* [TO BE DONE]
Look through the records that follow. Copy every line containing the word "intervals".

— start MATERIAL FOR THE TASK —

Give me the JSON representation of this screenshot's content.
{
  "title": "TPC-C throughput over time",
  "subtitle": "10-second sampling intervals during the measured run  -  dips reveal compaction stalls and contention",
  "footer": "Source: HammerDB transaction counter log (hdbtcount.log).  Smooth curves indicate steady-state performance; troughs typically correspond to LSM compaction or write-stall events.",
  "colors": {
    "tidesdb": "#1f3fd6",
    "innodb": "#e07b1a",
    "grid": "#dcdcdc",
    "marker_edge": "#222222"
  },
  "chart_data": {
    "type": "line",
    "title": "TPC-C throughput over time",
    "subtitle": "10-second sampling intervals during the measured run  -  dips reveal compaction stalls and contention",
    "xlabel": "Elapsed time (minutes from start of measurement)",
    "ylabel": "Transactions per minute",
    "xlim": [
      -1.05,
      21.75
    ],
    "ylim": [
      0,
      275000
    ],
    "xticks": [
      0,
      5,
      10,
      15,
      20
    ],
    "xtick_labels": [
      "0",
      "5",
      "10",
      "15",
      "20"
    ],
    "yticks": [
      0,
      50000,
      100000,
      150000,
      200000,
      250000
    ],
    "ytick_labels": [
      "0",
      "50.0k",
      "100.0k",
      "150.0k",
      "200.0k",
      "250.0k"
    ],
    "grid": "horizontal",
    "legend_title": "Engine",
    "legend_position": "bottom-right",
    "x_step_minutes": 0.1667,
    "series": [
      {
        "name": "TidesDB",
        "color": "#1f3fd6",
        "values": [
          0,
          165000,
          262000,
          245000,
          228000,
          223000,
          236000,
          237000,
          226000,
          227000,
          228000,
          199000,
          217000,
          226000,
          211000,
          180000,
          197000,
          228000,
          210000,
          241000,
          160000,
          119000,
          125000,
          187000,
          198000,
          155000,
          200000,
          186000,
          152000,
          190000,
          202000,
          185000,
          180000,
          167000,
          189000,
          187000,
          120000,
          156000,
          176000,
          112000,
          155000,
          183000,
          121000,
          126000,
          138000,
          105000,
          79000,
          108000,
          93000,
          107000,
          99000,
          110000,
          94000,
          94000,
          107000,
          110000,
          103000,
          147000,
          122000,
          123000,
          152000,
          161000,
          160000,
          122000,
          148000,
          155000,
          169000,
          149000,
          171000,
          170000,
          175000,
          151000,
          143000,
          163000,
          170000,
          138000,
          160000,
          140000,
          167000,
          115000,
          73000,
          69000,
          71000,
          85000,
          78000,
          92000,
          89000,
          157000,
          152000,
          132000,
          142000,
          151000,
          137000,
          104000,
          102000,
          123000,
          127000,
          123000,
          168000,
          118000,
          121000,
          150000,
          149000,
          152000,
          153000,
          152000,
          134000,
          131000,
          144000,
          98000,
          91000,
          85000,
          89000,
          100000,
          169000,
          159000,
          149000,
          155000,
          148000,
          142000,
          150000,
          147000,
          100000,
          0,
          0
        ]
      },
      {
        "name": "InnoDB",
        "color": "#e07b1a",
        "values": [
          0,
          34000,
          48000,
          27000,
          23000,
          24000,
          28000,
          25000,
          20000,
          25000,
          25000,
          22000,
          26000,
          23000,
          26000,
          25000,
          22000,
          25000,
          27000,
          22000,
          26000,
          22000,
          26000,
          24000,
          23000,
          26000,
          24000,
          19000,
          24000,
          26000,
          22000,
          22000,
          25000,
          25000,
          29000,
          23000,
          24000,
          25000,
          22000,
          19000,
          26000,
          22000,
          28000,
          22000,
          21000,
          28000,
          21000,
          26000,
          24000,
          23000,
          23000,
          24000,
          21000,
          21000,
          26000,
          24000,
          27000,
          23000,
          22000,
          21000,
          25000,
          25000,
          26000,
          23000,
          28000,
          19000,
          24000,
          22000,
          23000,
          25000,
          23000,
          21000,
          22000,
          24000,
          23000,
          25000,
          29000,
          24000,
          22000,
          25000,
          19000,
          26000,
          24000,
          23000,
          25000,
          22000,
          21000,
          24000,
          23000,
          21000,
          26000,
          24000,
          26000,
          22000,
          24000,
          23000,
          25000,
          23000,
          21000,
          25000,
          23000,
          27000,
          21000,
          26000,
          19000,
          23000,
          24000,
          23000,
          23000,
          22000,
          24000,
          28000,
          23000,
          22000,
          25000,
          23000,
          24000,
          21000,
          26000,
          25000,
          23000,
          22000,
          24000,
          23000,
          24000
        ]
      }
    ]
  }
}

— end MATERIAL FOR THE TASK —

* [REPLY TO THE EXERCISE]
  "subtitle": "10-second sampling intervals during the measured run  -  dips reveal compaction stalls and contention",
    "subtitle": "10-second sampling intervals during the measured run  -  dips reveal compaction stalls and contention",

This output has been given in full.